- _正文部分_
==============================

ROS2机器人编程简述humble-第三章-BUMP AND GO IN C++ .3_ros2机器人编程实战 pdf

简述本章项目，参考如下：

ROS2机器人编程简述humble-第三章-PERCEPTION AND ACTUATION MODELS .1

流程图绘制，参考如下：

ROS2机器人编程简述humble-第三章-COMPUTATION GRAPH .2

然后，在3.3和3.4分别用C++和Python编程实现

（br2_fsm_bumpgo_cpp/ + br2_fsm_bumpgo_py/）。

br2 fsm bumpgo cpp功能包组成如下：

.
├── CMakeLists.txt
├── include
│   └── br2_fsm_bumpgo_cpp
│       └── BumpGoNode.hpp
├── launch
│   └── bump_and_go.launch.py
├── package.xml
└── src
    ├── br2_fsm_bumpgo_cpp
    │   └── BumpGoNode.cpp
    └── bumpgo_main.cpp
 
5 directories, 6 files

头文件：BumpGoNode.hpp
功能实现：BumpGoNode.cpp
主文件：bumpgo_main.cpp
启动文件：bump_and_go.launch.py

输入Subscription和输出Publisher：

  rclcpp::Subscription<sensor_msgs::msg::LaserScan>::SharedPtr scan_sub_;
  rclcpp::Publisher<geometry_msgs::msg::Twist>::SharedPtr vel_pub_;

回调支持：

void scan_callback(const sensor_msgs::msg::LaserScan & msg);
 
void scan_callback(sensor_msgs::msg::LaserScan::UniquePtr msg);
 
void scan_callback(sensor_msgs::msg::LaserScan::SharedConstPtr msg);
 
void scan_callback(const sensor_msgs::msg::LaserScan::SharedConstPtr & msg);
 
void scan_callback(sensor_msgs::msg::LaserScan::SharedPtr msg);

依据需要选择，如：

  void scan_callback(sensor_msgs::msg::LaserScan::UniquePtr msg);
  void control_cycle();

更具体一些：

void
BumpGoNode::scan_callback(sensor_msgs::msg::LaserScan::UniquePtr msg)
{
  last_scan_ = std::move(msg);
}
 
void
BumpGoNode::control_cycle()
{
  // Do nothing until the first sensor read
  if (last_scan_ == nullptr) {
    return;
  }
 
  geometry_msgs::msg::Twist out_vel;
 
  switch (state_) {
    case FORWARD:
      out_vel.linear.x = SPEED_LINEAR;
 
      if (check_forward_2_stop()) {
        go_state(STOP);
      }
 
      if (check_forward_2_back()) {
        go_state(BACK);
      }
      break;
    case BACK:
      out_vel.linear.x = -SPEED_LINEAR;
 
      if (check_back_2_turn()) {
        go_state(TURN);
      }
      break;
    case TURN:
      out_vel.angular.z = SPEED_ANGULAR;
 
      if (check_turn_2_forward()) {
        go_state(FORWARD);
      }
 
      break;
    case STOP:
      if (check_stop_2_forward()) {
        go_state(FORWARD);
      }
      break;
  }
 
  vel_pub_->publish(out_vel);
}

里面可以看到四种状态切换：

  static const int FORWARD = 0;
  static const int BACK = 1;
  static const int TURN = 2;
  static const int STOP = 3;

状态对应和切换：

void
BumpGoNode::go_state(int new_state)

==============================

- _待处理材料_
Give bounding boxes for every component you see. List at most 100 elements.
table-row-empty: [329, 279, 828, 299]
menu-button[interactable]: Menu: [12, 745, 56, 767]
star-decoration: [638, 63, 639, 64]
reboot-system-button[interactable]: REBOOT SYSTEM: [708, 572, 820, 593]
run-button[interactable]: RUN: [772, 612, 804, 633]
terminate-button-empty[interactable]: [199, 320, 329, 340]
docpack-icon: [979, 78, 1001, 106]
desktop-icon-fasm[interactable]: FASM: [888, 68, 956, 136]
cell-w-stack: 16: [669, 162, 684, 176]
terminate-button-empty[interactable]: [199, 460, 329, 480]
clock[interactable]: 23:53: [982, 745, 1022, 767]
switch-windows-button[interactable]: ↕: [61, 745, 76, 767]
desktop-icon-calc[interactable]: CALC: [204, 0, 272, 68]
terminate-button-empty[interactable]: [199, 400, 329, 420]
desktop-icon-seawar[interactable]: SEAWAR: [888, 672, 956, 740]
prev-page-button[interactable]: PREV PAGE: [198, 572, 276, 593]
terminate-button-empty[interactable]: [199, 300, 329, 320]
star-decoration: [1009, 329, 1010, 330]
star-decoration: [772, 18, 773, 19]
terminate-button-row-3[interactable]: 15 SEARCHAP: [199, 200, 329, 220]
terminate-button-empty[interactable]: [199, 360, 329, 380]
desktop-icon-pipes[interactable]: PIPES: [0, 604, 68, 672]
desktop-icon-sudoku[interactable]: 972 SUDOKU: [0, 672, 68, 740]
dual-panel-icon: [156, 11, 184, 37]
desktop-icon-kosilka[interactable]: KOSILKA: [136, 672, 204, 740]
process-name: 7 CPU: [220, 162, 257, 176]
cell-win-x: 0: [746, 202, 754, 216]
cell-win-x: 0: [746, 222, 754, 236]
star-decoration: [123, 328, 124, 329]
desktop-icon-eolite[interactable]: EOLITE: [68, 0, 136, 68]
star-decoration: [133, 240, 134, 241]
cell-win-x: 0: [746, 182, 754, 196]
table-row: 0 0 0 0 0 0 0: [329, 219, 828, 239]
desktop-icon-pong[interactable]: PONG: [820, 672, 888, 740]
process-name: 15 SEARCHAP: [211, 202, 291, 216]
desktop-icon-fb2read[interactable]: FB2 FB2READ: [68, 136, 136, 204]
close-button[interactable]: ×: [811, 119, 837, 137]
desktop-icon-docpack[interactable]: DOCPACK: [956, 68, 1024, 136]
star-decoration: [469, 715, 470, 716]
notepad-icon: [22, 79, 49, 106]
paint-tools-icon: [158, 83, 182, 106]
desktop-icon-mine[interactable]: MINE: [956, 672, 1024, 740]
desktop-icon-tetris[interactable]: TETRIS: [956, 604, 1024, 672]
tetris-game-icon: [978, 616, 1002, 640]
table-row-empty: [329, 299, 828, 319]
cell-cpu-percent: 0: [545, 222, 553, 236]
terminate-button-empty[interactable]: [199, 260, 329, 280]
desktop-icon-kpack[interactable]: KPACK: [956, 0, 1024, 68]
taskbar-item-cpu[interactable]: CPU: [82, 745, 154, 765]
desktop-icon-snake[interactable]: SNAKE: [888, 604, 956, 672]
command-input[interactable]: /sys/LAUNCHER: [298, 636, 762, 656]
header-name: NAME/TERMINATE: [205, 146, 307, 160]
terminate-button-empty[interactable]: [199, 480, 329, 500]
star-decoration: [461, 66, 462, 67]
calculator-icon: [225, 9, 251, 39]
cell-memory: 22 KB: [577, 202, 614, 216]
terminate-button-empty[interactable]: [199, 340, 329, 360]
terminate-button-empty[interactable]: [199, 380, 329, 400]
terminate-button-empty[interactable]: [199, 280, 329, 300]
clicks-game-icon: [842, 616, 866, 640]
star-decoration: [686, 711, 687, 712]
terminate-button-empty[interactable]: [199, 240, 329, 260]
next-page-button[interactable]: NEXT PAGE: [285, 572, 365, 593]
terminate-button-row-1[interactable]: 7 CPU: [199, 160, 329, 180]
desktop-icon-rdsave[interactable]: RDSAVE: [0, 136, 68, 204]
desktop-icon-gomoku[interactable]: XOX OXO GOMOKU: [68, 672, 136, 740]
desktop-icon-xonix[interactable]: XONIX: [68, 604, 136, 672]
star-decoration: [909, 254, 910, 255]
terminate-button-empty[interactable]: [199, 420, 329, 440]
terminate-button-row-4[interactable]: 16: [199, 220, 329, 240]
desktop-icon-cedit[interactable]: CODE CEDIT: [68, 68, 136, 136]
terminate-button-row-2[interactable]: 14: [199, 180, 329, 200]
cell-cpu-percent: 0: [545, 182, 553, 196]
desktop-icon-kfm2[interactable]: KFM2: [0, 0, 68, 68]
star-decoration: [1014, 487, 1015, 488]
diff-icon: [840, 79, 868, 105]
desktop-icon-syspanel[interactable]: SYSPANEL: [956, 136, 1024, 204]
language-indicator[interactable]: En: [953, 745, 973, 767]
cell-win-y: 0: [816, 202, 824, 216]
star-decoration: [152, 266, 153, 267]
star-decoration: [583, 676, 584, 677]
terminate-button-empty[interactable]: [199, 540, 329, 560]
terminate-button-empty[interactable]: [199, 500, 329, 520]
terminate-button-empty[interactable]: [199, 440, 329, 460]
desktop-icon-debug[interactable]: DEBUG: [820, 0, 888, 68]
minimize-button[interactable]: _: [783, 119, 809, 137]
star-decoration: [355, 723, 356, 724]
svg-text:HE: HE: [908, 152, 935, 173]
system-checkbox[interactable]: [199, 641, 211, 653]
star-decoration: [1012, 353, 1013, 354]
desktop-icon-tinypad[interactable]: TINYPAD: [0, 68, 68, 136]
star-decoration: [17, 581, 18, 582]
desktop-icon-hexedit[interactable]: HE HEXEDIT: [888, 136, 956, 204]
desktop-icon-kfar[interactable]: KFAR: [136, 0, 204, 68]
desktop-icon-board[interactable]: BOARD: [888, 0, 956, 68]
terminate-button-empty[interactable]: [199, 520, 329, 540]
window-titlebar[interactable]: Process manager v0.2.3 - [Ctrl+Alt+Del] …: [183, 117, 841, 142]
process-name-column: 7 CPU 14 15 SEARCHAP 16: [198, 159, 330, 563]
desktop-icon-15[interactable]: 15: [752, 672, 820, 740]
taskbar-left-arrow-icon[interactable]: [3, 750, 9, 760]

==============================

- _任务简述 A_
请根据正文回答下列问题，每题一行作答，答案按 (i)、(ii)、(iii) 标注：
(i) 正文列出的主文件叫什么？
(ii) STOP 状态被定义为哪个整数值？
(iii) 在 TURN 状态下，被赋值为 SPEED_ANGULAR 的是 out_vel 的哪个分量？
- _任务简述 B_
把条目从开头到含有“desktop-icon-calc[interactable]: CALC: [204, 0, 272, 68]”的那一行（含该行）这一段重新写出，将其中的“terminate-button-empty”换成“end-task-button-empty”，其余一字不改，只写这一段。

- _完整答案 A_
(i) bumpgo_main.cpp
(ii) 3
(iii) out_vel.angular.z

- _完整答案 B_
Give bounding boxes for every component you see. List at most 100 elements.
table-row-empty: [329, 279, 828, 299]
menu-button[interactable]: Menu: [12, 745, 56, 767]
star-decoration: [638, 63, 639, 64]
reboot-system-button[interactable]: REBOOT SYSTEM: [708, 572, 820, 593]
run-button[interactable]: RUN: [772, 612, 804, 633]
end-task-button-empty[interactable]: [199, 320, 329, 340]
docpack-icon: [979, 78, 1001, 106]
desktop-icon-fasm[interactable]: FASM: [888, 68, 956, 136]
cell-w-stack: 16: [669, 162, 684, 176]
end-task-button-empty[interactable]: [199, 460, 329, 480]
clock[interactable]: 23:53: [982, 745, 1022, 767]
switch-windows-button[interactable]: ↕: [61, 745, 76, 767]
desktop-icon-calc[interactable]: CALC: [204, 0, 272, 68]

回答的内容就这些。